* **What is being asked**:
Return only the number of lines in the material below holding the string "organismen".
━━━━━━━━━━━━━━━━
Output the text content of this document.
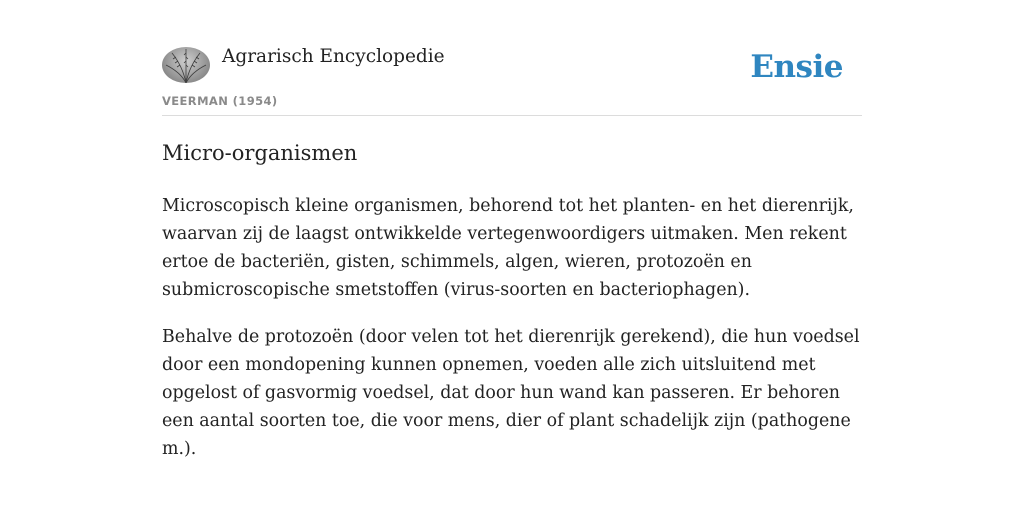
Agrarisch Encyclopedie
VEERMAN (1954)
Ensie
Micro-organismen

Microscopisch kleine organismen, behorend tot het planten- en het dierenrijk, waarvan zij de laagst ontwikkelde vertegenwoordigers uitmaken. Men rekent ertoe de bacteriën, gisten, schimmels, algen, wieren, protozoën en submicroscopische smetstoffen (virus-soorten en bacteriophagen).

Behalve de protozoën (door velen tot het dierenrijk gerekend), die hun voedsel door een mondopening kunnen opnemen, voeden alle zich uitsluitend met opgelost of gasvormig voedsel, dat door hun wand kan passeren. Er behoren een aantal soorten toe, die voor mens, dier of plant schadelijk zijn (pathogene m.).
━━━━━━━━━━━━━━━━
* **Exercise answer**:
2